- Short exercise -
Filter out everything except lines holding "在每小题给出的四个选项中".

### Entries supplied

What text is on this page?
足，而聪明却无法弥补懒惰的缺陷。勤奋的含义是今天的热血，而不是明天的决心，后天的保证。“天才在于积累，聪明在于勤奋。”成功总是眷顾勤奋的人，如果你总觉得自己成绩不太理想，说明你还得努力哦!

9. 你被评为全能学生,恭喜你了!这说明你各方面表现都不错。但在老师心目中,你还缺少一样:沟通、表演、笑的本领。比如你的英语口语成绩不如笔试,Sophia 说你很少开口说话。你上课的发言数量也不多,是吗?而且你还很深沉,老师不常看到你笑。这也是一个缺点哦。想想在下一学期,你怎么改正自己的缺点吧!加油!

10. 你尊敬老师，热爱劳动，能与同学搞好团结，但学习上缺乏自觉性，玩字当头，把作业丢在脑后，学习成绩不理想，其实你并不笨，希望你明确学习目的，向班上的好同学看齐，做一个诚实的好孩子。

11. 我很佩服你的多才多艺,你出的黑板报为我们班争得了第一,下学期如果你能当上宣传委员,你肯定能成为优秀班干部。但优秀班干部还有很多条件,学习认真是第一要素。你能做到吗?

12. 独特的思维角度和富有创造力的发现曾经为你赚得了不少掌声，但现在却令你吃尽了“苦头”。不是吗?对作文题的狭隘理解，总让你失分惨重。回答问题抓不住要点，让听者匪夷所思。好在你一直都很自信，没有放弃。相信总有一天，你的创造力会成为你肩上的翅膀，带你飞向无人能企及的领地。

######
### Entries supplied

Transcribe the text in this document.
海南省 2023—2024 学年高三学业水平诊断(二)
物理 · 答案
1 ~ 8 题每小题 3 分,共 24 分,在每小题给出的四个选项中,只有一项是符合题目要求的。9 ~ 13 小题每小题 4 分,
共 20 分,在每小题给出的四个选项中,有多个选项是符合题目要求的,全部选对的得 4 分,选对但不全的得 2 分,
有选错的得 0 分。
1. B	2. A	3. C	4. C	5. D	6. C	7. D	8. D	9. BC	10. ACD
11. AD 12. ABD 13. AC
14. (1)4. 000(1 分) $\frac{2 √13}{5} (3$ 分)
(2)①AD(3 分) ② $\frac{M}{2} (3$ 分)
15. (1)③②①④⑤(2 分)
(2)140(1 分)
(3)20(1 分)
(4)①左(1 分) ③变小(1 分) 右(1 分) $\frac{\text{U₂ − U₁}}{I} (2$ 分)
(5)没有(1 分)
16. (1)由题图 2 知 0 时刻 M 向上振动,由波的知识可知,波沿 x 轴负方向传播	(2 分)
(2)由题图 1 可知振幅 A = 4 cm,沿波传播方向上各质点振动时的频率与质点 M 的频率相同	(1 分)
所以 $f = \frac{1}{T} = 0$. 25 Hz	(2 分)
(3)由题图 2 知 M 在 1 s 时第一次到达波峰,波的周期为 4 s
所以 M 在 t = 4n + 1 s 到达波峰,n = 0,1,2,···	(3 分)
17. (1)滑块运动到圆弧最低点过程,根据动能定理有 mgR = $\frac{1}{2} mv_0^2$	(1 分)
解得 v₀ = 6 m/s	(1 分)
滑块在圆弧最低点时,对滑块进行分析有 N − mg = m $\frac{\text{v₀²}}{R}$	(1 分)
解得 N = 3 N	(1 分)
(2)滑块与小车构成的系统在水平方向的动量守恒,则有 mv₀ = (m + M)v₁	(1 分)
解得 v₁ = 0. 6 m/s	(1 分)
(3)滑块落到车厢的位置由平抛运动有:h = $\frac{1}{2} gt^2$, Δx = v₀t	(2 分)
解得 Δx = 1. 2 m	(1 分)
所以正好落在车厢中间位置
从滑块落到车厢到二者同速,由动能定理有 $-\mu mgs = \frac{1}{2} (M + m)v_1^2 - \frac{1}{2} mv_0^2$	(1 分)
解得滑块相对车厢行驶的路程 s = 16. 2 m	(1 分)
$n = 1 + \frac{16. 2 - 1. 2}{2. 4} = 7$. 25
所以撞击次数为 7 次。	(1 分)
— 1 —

######

- Expected answer -
1 ~ 8 题每小题 3 分,共 24 分,在每小题给出的四个选项中,只有一项是符合题目要求的。9 ~ 13 小题每小题 4 分,
共 20 分,在每小题给出的四个选项中,有多个选项是符合题目要求的,全部选对的得 4 分,选对但不全的得 2 分,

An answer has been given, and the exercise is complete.